Transcribe every line of the listing below without any deviation.

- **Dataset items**
= = =
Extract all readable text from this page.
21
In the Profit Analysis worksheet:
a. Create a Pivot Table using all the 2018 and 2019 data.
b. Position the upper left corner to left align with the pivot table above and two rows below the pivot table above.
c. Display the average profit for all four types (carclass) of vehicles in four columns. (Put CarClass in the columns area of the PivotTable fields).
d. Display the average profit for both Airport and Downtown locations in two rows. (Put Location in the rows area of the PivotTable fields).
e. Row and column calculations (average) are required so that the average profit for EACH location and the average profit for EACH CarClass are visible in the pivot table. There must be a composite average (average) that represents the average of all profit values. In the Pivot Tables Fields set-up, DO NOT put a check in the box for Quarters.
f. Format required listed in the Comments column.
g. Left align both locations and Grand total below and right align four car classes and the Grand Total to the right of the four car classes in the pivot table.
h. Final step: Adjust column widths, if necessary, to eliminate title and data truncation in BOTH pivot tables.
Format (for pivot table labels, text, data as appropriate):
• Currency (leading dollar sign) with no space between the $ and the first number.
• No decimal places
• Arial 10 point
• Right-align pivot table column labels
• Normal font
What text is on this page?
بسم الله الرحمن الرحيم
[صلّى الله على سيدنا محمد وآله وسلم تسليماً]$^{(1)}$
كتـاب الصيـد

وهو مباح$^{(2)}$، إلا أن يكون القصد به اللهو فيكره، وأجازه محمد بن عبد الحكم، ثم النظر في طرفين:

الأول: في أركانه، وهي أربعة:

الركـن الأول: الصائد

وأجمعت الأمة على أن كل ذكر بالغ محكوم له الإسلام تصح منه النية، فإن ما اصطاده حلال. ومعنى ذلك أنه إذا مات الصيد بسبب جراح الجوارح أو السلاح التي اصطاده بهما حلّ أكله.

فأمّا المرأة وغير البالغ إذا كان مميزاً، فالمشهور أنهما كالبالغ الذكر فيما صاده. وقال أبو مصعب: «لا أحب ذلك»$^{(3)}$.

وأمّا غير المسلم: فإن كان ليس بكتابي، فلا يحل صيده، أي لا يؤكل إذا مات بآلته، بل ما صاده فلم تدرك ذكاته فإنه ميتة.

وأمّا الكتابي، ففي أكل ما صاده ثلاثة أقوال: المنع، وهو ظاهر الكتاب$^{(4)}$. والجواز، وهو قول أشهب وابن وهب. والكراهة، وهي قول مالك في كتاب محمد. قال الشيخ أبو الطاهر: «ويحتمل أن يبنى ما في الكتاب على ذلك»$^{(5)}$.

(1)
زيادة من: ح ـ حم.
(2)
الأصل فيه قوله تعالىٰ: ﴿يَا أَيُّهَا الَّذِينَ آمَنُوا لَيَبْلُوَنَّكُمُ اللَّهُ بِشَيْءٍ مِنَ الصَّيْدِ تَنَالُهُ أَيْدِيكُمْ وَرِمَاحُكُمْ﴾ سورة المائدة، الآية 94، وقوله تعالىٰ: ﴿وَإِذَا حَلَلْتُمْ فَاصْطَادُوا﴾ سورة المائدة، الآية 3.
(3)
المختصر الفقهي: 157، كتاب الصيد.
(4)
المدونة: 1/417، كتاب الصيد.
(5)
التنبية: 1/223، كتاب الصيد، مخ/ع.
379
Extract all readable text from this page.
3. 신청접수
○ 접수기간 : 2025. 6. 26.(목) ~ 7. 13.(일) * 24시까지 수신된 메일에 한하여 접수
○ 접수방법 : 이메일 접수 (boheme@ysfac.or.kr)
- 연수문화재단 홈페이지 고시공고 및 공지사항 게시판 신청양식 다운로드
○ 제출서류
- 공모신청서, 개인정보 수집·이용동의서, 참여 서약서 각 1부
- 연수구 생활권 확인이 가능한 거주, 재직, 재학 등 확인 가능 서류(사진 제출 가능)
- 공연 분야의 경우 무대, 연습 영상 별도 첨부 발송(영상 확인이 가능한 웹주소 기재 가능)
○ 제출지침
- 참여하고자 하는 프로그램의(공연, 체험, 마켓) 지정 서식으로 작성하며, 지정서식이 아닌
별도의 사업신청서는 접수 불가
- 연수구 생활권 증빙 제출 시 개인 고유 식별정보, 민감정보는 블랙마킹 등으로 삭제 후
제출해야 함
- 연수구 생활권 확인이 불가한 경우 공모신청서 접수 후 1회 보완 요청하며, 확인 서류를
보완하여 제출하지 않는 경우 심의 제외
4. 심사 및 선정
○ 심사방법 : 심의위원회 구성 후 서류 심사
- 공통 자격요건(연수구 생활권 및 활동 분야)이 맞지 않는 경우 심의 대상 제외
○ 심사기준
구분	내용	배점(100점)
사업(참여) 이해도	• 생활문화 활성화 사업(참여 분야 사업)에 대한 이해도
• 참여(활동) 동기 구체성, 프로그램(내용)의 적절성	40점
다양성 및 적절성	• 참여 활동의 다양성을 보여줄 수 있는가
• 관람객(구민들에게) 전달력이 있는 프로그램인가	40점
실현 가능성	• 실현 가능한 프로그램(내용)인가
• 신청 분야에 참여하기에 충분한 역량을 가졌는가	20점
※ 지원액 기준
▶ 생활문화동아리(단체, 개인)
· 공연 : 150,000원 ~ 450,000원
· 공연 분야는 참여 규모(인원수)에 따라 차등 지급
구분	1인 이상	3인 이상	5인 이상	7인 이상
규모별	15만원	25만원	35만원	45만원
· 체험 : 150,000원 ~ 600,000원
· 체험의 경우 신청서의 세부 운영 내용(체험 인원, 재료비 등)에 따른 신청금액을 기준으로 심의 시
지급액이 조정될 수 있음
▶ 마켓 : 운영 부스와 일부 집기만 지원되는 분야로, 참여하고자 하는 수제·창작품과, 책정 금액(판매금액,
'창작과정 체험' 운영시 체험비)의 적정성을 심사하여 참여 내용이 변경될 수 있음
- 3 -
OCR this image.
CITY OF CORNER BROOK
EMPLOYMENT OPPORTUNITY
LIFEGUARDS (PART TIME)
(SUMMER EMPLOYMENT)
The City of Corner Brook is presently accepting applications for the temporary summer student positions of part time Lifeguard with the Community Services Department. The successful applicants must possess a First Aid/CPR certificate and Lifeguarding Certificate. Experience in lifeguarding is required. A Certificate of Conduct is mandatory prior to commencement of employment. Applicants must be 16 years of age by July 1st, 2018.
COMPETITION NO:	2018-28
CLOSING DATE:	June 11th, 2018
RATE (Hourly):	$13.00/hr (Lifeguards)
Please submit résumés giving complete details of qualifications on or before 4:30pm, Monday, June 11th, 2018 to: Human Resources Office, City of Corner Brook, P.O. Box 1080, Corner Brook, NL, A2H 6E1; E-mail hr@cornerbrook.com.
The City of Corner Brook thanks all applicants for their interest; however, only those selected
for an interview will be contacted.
= = =
- **The completed task**
Extract all readable text from this page.
21
In the Profit Analysis worksheet:
a. Create a Pivot Table using all the 2018 and 2019 data.
b. Position the upper left corner to left align with the pivot table above and two rows below the pivot table above.
c. Display the average profit for all four types (carclass) of vehicles in four columns. (Put CarClass in the columns area of the PivotTable fields).
d. Display the average profit for both Airport and Downtown locations in two rows. (Put Location in the rows area of the PivotTable fields).
e. Row and column calculations (average) are required so that the average profit for EACH location and the average profit for EACH CarClass are visible in the pivot table. There must be a composite average (average) that represents the average of all profit values. In the Pivot Tables Fields set-up, DO NOT put a check in the box for Quarters.
f. Format required listed in the Comments column.
g. Left align both locations and Grand total below and right align four car classes and the Grand Total to the right of the four car classes in the pivot table.
h. Final step: Adjust column widths, if necessary, to eliminate title and data truncation in BOTH pivot tables.
Format (for pivot table labels, text, data as appropriate):
• Currency (leading dollar sign) with no space between the $ and the first number.
• No decimal places
• Arial 10 point
• Right-align pivot table column labels
• Normal font
What text is on this page?
بسم الله الرحمن الرحيم
[صلّى الله على سيدنا محمد وآله وسلم تسليماً]$^{(1)}$
كتـاب الصيـد

وهو مباح$^{(2)}$، إلا أن يكون القصد به اللهو فيكره، وأجازه محمد بن عبد الحكم، ثم النظر في طرفين:

الأول: في أركانه، وهي أربعة:

الركـن الأول: الصائد

وأجمعت الأمة على أن كل ذكر بالغ محكوم له الإسلام تصح منه النية، فإن ما اصطاده حلال. ومعنى ذلك أنه إذا مات الصيد بسبب جراح الجوارح أو السلاح التي اصطاده بهما حلّ أكله.

فأمّا المرأة وغير البالغ إذا كان مميزاً، فالمشهور أنهما كالبالغ الذكر فيما صاده. وقال أبو مصعب: «لا أحب ذلك»$^{(3)}$.

وأمّا غير المسلم: فإن كان ليس بكتابي، فلا يحل صيده، أي لا يؤكل إذا مات بآلته، بل ما صاده فلم تدرك ذكاته فإنه ميتة.

وأمّا الكتابي، ففي أكل ما صاده ثلاثة أقوال: المنع، وهو ظاهر الكتاب$^{(4)}$. والجواز، وهو قول أشهب وابن وهب. والكراهة، وهي قول مالك في كتاب محمد. قال الشيخ أبو الطاهر: «ويحتمل أن يبنى ما في الكتاب على ذلك»$^{(5)}$.

(1)
زيادة من: ح ـ حم.
(2)
الأصل فيه قوله تعالىٰ: ﴿يَا أَيُّهَا الَّذِينَ آمَنُوا لَيَبْلُوَنَّكُمُ اللَّهُ بِشَيْءٍ مِنَ الصَّيْدِ تَنَالُهُ أَيْدِيكُمْ وَرِمَاحُكُمْ﴾ سورة المائدة، الآية 94، وقوله تعالىٰ: ﴿وَإِذَا حَلَلْتُمْ فَاصْطَادُوا﴾ سورة المائدة، الآية 3.
(3)
المختصر الفقهي: 157، كتاب الصيد.
(4)
المدونة: 1/417، كتاب الصيد.
(5)
التنبية: 1/223، كتاب الصيد، مخ/ع.
379
Extract all readable text from this page.
3. 신청접수
○ 접수기간 : 2025. 6. 26.(목) ~ 7. 13.(일) * 24시까지 수신된 메일에 한하여 접수
○ 접수방법 : 이메일 접수 (boheme@ysfac.or.kr)
- 연수문화재단 홈페이지 고시공고 및 공지사항 게시판 신청양식 다운로드
○ 제출서류
- 공모신청서, 개인정보 수집·이용동의서, 참여 서약서 각 1부
- 연수구 생활권 확인이 가능한 거주, 재직, 재학 등 확인 가능 서류(사진 제출 가능)
- 공연 분야의 경우 무대, 연습 영상 별도 첨부 발송(영상 확인이 가능한 웹주소 기재 가능)
○ 제출지침
- 참여하고자 하는 프로그램의(공연, 체험, 마켓) 지정 서식으로 작성하며, 지정서식이 아닌
별도의 사업신청서는 접수 불가
- 연수구 생활권 증빙 제출 시 개인 고유 식별정보, 민감정보는 블랙마킹 등으로 삭제 후
제출해야 함
- 연수구 생활권 확인이 불가한 경우 공모신청서 접수 후 1회 보완 요청하며, 확인 서류를
보완하여 제출하지 않는 경우 심의 제외
4. 심사 및 선정
○ 심사방법 : 심의위원회 구성 후 서류 심사
- 공통 자격요건(연수구 생활권 및 활동 분야)이 맞지 않는 경우 심의 대상 제외
○ 심사기준
구분	내용	배점(100점)
사업(참여) 이해도	• 생활문화 활성화 사업(참여 분야 사업)에 대한 이해도
• 참여(활동) 동기 구체성, 프로그램(내용)의 적절성	40점
다양성 및 적절성	• 참여 활동의 다양성을 보여줄 수 있는가
• 관람객(구민들에게) 전달력이 있는 프로그램인가	40점
실현 가능성	• 실현 가능한 프로그램(내용)인가
• 신청 분야에 참여하기에 충분한 역량을 가졌는가	20점
※ 지원액 기준
▶ 생활문화동아리(단체, 개인)
· 공연 : 150,000원 ~ 450,000원
· 공연 분야는 참여 규모(인원수)에 따라 차등 지급
구분	1인 이상	3인 이상	5인 이상	7인 이상
규모별	15만원	25만원	35만원	45만원
· 체험 : 150,000원 ~ 600,000원
· 체험의 경우 신청서의 세부 운영 내용(체험 인원, 재료비 등)에 따른 신청금액을 기준으로 심의 시
지급액이 조정될 수 있음
▶ 마켓 : 운영 부스와 일부 집기만 지원되는 분야로, 참여하고자 하는 수제·창작품과, 책정 금액(판매금액,
'창작과정 체험' 운영시 체험비)의 적정성을 심사하여 참여 내용이 변경될 수 있음
- 3 -
OCR this image.
CITY OF CORNER BROOK
EMPLOYMENT OPPORTUNITY
LIFEGUARDS (PART TIME)
(SUMMER EMPLOYMENT)
The City of Corner Brook is presently accepting applications for the temporary summer student positions of part time Lifeguard with the Community Services Department. The successful applicants must possess a First Aid/CPR certificate and Lifeguarding Certificate. Experience in lifeguarding is required. A Certificate of Conduct is mandatory prior to commencement of employment. Applicants must be 16 years of age by July 1st, 2018.
COMPETITION NO:	2018-28
CLOSING DATE:	June 11th, 2018
RATE (Hourly):	$13.00/hr (Lifeguards)
Please submit résumés giving complete details of qualifications on or before 4:30pm, Monday, June 11th, 2018 to: Human Resources Office, City of Corner Brook, P.O. Box 1080, Corner Brook, NL, A2H 6E1; E-mail hr@cornerbrook.com.
The City of Corner Brook thanks all applicants for their interest; however, only those selected
for an interview will be contacted.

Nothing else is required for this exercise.